● **What you have to do**
Copy every line of the records below where the word "executed" occurs.

[Begin Records for this task]

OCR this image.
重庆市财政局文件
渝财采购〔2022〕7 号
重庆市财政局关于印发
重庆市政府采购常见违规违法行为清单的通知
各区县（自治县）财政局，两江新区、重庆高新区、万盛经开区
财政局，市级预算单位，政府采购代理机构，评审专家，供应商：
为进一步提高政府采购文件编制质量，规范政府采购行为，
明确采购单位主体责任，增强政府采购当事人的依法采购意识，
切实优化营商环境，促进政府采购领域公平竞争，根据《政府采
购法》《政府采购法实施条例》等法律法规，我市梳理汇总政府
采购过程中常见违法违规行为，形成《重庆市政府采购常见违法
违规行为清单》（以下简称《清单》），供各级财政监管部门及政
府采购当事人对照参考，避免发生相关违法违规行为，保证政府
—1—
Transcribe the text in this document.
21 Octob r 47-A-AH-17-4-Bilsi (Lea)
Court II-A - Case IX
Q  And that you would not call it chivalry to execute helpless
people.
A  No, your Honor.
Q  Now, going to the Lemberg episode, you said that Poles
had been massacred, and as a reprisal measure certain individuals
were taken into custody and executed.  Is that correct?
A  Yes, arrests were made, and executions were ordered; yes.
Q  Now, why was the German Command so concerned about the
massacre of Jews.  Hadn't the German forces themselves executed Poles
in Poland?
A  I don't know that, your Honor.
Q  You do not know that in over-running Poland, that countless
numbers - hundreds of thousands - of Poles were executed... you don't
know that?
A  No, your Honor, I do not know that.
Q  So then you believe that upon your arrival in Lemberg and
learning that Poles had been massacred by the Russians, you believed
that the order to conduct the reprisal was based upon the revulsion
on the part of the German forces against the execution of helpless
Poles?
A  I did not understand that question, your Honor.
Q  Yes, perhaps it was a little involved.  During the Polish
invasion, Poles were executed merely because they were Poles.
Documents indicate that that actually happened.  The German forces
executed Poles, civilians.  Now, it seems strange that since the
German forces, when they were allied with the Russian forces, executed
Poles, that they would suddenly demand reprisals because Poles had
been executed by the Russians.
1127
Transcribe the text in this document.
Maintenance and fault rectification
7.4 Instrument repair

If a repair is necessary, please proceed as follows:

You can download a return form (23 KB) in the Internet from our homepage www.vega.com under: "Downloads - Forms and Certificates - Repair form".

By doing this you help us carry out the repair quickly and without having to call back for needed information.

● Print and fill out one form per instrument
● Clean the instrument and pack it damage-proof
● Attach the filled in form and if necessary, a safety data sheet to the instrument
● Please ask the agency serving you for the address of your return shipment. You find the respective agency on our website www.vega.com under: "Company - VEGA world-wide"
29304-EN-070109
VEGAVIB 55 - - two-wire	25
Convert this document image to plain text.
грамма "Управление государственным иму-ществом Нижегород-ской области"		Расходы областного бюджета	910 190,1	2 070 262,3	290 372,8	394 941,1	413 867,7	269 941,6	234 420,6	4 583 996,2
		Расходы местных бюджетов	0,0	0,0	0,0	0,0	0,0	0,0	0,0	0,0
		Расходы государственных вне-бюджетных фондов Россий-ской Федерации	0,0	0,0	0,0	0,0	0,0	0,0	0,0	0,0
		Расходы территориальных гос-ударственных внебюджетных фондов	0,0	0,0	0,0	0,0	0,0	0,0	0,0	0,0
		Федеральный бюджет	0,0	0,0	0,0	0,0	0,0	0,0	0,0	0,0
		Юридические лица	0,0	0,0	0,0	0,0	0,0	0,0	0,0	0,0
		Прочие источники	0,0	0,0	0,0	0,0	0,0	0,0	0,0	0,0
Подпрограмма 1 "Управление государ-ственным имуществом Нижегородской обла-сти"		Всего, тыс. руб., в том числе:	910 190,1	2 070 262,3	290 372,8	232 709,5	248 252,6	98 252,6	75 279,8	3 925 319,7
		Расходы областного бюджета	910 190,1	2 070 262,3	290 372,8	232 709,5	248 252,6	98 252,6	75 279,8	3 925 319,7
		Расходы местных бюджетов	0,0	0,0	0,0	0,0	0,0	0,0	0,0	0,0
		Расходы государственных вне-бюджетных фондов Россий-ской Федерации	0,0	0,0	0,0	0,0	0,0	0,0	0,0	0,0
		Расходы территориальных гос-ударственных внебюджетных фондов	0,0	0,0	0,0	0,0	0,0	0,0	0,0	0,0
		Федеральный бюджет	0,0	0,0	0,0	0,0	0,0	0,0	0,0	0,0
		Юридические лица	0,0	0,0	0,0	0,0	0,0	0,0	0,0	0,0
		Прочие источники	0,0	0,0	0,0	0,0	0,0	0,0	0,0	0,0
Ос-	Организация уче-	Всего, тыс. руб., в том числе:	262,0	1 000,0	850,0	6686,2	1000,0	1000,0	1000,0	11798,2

[End Records for this task]

● **Solution below**
were taken into custody and executed.  Is that correct?
massacre of Jews.  Hadn't the German forces themselves executed Poles
numbers - hundreds of thousands - of Poles were executed... you don't
invasion, Poles were executed merely because they were Poles.
executed Poles, civilians.  Now, it seems strange that since the
German forces, when they were allied with the Russian forces, executed
been executed by the Russians.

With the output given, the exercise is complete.